Extracted records:
++++++
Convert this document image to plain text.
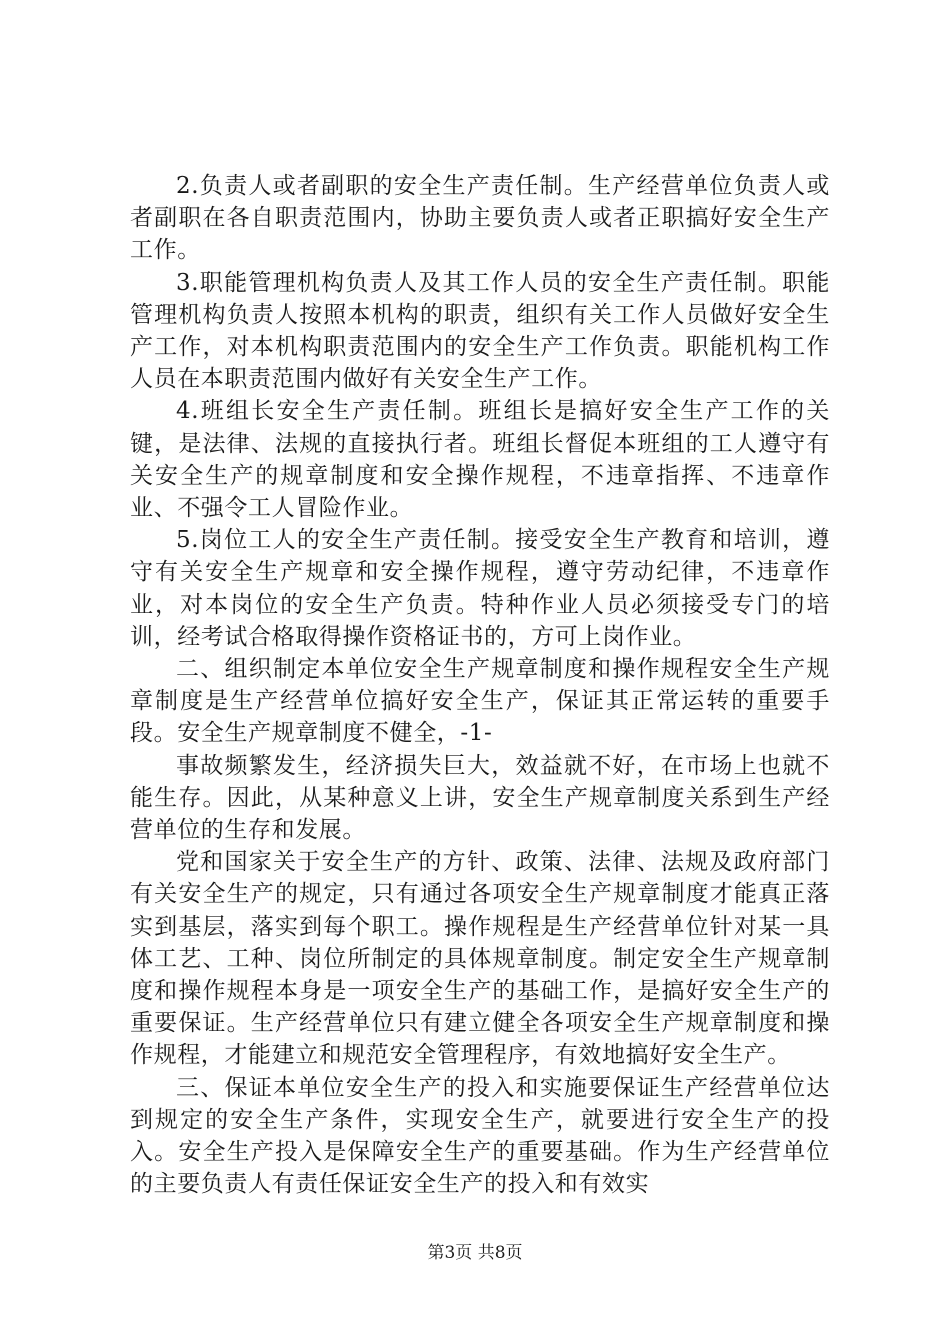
2.负责人或者副职的安全生产责任制。生产经营单位负责人或者副职在各自职责范围内，协助主要负责人或者正职搞好安全生产工作。

3.职能管理机构负责人及其工作人员的安全生产责任制。职能管理机构负责人按照本机构的职责，组织有关工作人员做好安全生产工作，对本机构职责范围内的安全生产工作负责。职能机构工作人员在本职责范围内做好有关安全生产工作。

4.班组长安全生产责任制。班组长是搞好安全生产工作的关键，是法律、法规的直接执行者。班组长督促本班组的工人遵守有关安全生产的规章制度和安全操作规程，不违章指挥、不违章作业、不强令工人冒险作业。

5.岗位工人的安全生产责任制。接受安全生产教育和培训，遵守有关安全生产规章和安全操作规程，遵守劳动纪律，不违章作业，对本岗位的安全生产负责。特种作业人员必须接受专门的培训，经考试合格取得操作资格证书的，方可上岗作业。

二、组织制定本单位安全生产规章制度和操作规程安全生产规章制度是生产经营单位搞好安全生产，保证其正常运转的重要手段。安全生产规章制度不健全，-1-

事故频繁发生，经济损失巨大，效益就不好，在市场上也就不能生存。因此，从某种意义上讲，安全生产规章制度关系到生产经营单位的生存和发展。

党和国家关于安全生产的方针、政策、法律、法规及政府部门有关安全生产的规定，只有通过各项安全生产规章制度才能真正落实到基层，落实到每个职工。操作规程是生产经营单位针对某一具体工艺、工种、岗位所制定的具体规章制度。制定安全生产规章制度和操作规程本身是一项安全生产的基础工作，是搞好安全生产的重要保证。生产经营单位只有建立健全各项安全生产规章制度和操作规程，才能建立和规范安全管理程序，有效地搞好安全生产。

三、保证本单位安全生产的投入和实施要保证生产经营单位达到规定的安全生产条件，实现安全生产，就要进行安全生产的投入。安全生产投入是保障安全生产的重要基础。作为生产经营单位的主要负责人有责任保证安全生产的投入和有效实

第3页 共8页
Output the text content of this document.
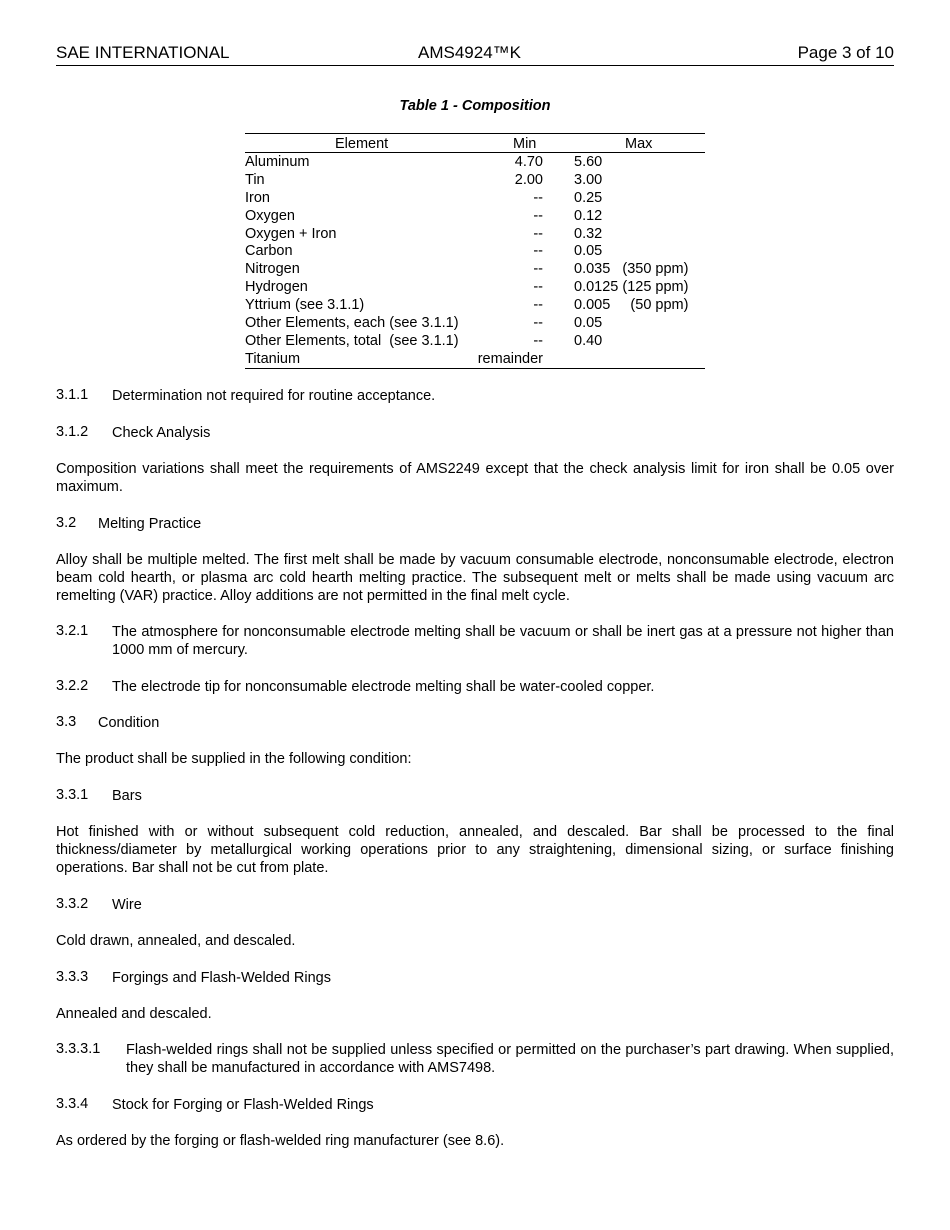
SAE INTERNATIONAL	AMS4924™K	Page 3 of 10
Table 1 - Composition
Element	Min	Max
Aluminum	4.70 5.60
Tin	2.00 3.00
Iron	-- 0.25
Oxygen	-- 0.12
Oxygen + Iron	-- 0.32
Carbon	-- 0.05
Nitrogen	-- 0.035   (350 ppm)
Hydrogen	-- 0.0125 (125 ppm)
Yttrium (see 3.1.1)	-- 0.005     (50 ppm)
Other Elements, each (see 3.1.1)	-- 0.05
Other Elements, total  (see 3.1.1)	-- 0.40
Titanium	remainder
3.1.1 Determination not required for routine acceptance.
3.1.2 Check Analysis
Composition variations shall meet the requirements of AMS2249 except that the check analysis limit for iron shall be 0.05 over maximum.
3.2 Melting Practice
Alloy shall be multiple melted. The first melt shall be made by vacuum consumable electrode, nonconsumable electrode, electron beam cold hearth, or plasma arc cold hearth melting practice. The subsequent melt or melts shall be made using vacuum arc remelting (VAR) practice. Alloy additions are not permitted in the final melt cycle.
3.2.1 The atmosphere for nonconsumable electrode melting shall be vacuum or shall be inert gas at a pressure not higher than 1000 mm of mercury.
3.2.2 The electrode tip for nonconsumable electrode melting shall be water-cooled copper.
3.3 Condition
The product shall be supplied in the following condition:
3.3.1 Bars
Hot finished with or without subsequent cold reduction, annealed, and descaled. Bar shall be processed to the final thickness/diameter by metallurgical working operations prior to any straightening, dimensional sizing, or surface finishing operations. Bar shall not be cut from plate.
3.3.2 Wire
Cold drawn, annealed, and descaled.
3.3.3 Forgings and Flash-Welded Rings
Annealed and descaled.
3.3.3.1 Flash-welded rings shall not be supplied unless specified or permitted on the purchaser’s part drawing. When supplied, they shall be manufactured in accordance with AMS7498.
3.3.4 Stock for Forging or Flash-Welded Rings
As ordered by the forging or flash-welded ring manufacturer (see 8.6).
++++++
Stated task:
Take the listing and print it again exactly, but without any pictures.

Task result:
Convert this document image to plain text.
2.负责人或者副职的安全生产责任制。生产经营单位负责人或者副职在各自职责范围内，协助主要负责人或者正职搞好安全生产工作。

3.职能管理机构负责人及其工作人员的安全生产责任制。职能管理机构负责人按照本机构的职责，组织有关工作人员做好安全生产工作，对本机构职责范围内的安全生产工作负责。职能机构工作人员在本职责范围内做好有关安全生产工作。

4.班组长安全生产责任制。班组长是搞好安全生产工作的关键，是法律、法规的直接执行者。班组长督促本班组的工人遵守有关安全生产的规章制度和安全操作规程，不违章指挥、不违章作业、不强令工人冒险作业。

5.岗位工人的安全生产责任制。接受安全生产教育和培训，遵守有关安全生产规章和安全操作规程，遵守劳动纪律，不违章作业，对本岗位的安全生产负责。特种作业人员必须接受专门的培训，经考试合格取得操作资格证书的，方可上岗作业。

二、组织制定本单位安全生产规章制度和操作规程安全生产规章制度是生产经营单位搞好安全生产，保证其正常运转的重要手段。安全生产规章制度不健全，-1-

事故频繁发生，经济损失巨大，效益就不好，在市场上也就不能生存。因此，从某种意义上讲，安全生产规章制度关系到生产经营单位的生存和发展。

党和国家关于安全生产的方针、政策、法律、法规及政府部门有关安全生产的规定，只有通过各项安全生产规章制度才能真正落实到基层，落实到每个职工。操作规程是生产经营单位针对某一具体工艺、工种、岗位所制定的具体规章制度。制定安全生产规章制度和操作规程本身是一项安全生产的基础工作，是搞好安全生产的重要保证。生产经营单位只有建立健全各项安全生产规章制度和操作规程，才能建立和规范安全管理程序，有效地搞好安全生产。

三、保证本单位安全生产的投入和实施要保证生产经营单位达到规定的安全生产条件，实现安全生产，就要进行安全生产的投入。安全生产投入是保障安全生产的重要基础。作为生产经营单位的主要负责人有责任保证安全生产的投入和有效实

第3页 共8页
Output the text content of this document.
SAE INTERNATIONAL	AMS4924™K	Page 3 of 10
Table 1 - Composition
Element	Min	Max
Aluminum	4.70 5.60
Tin	2.00 3.00
Iron	-- 0.25
Oxygen	-- 0.12
Oxygen + Iron	-- 0.32
Carbon	-- 0.05
Nitrogen	-- 0.035   (350 ppm)
Hydrogen	-- 0.0125 (125 ppm)
Yttrium (see 3.1.1)	-- 0.005     (50 ppm)
Other Elements, each (see 3.1.1)	-- 0.05
Other Elements, total  (see 3.1.1)	-- 0.40
Titanium	remainder
3.1.1 Determination not required for routine acceptance.
3.1.2 Check Analysis
Composition variations shall meet the requirements of AMS2249 except that the check analysis limit for iron shall be 0.05 over maximum.
3.2 Melting Practice
Alloy shall be multiple melted. The first melt shall be made by vacuum consumable electrode, nonconsumable electrode, electron beam cold hearth, or plasma arc cold hearth melting practice. The subsequent melt or melts shall be made using vacuum arc remelting (VAR) practice. Alloy additions are not permitted in the final melt cycle.
3.2.1 The atmosphere for nonconsumable electrode melting shall be vacuum or shall be inert gas at a pressure not higher than 1000 mm of mercury.
3.2.2 The electrode tip for nonconsumable electrode melting shall be water-cooled copper.
3.3 Condition
The product shall be supplied in the following condition:
3.3.1 Bars
Hot finished with or without subsequent cold reduction, annealed, and descaled. Bar shall be processed to the final thickness/diameter by metallurgical working operations prior to any straightening, dimensional sizing, or surface finishing operations. Bar shall not be cut from plate.
3.3.2 Wire
Cold drawn, annealed, and descaled.
3.3.3 Forgings and Flash-Welded Rings
Annealed and descaled.
3.3.3.1 Flash-welded rings shall not be supplied unless specified or permitted on the purchaser’s part drawing. When supplied, they shall be manufactured in accordance with AMS7498.
3.3.4 Stock for Forging or Flash-Welded Rings
As ordered by the forging or flash-welded ring manufacturer (see 8.6).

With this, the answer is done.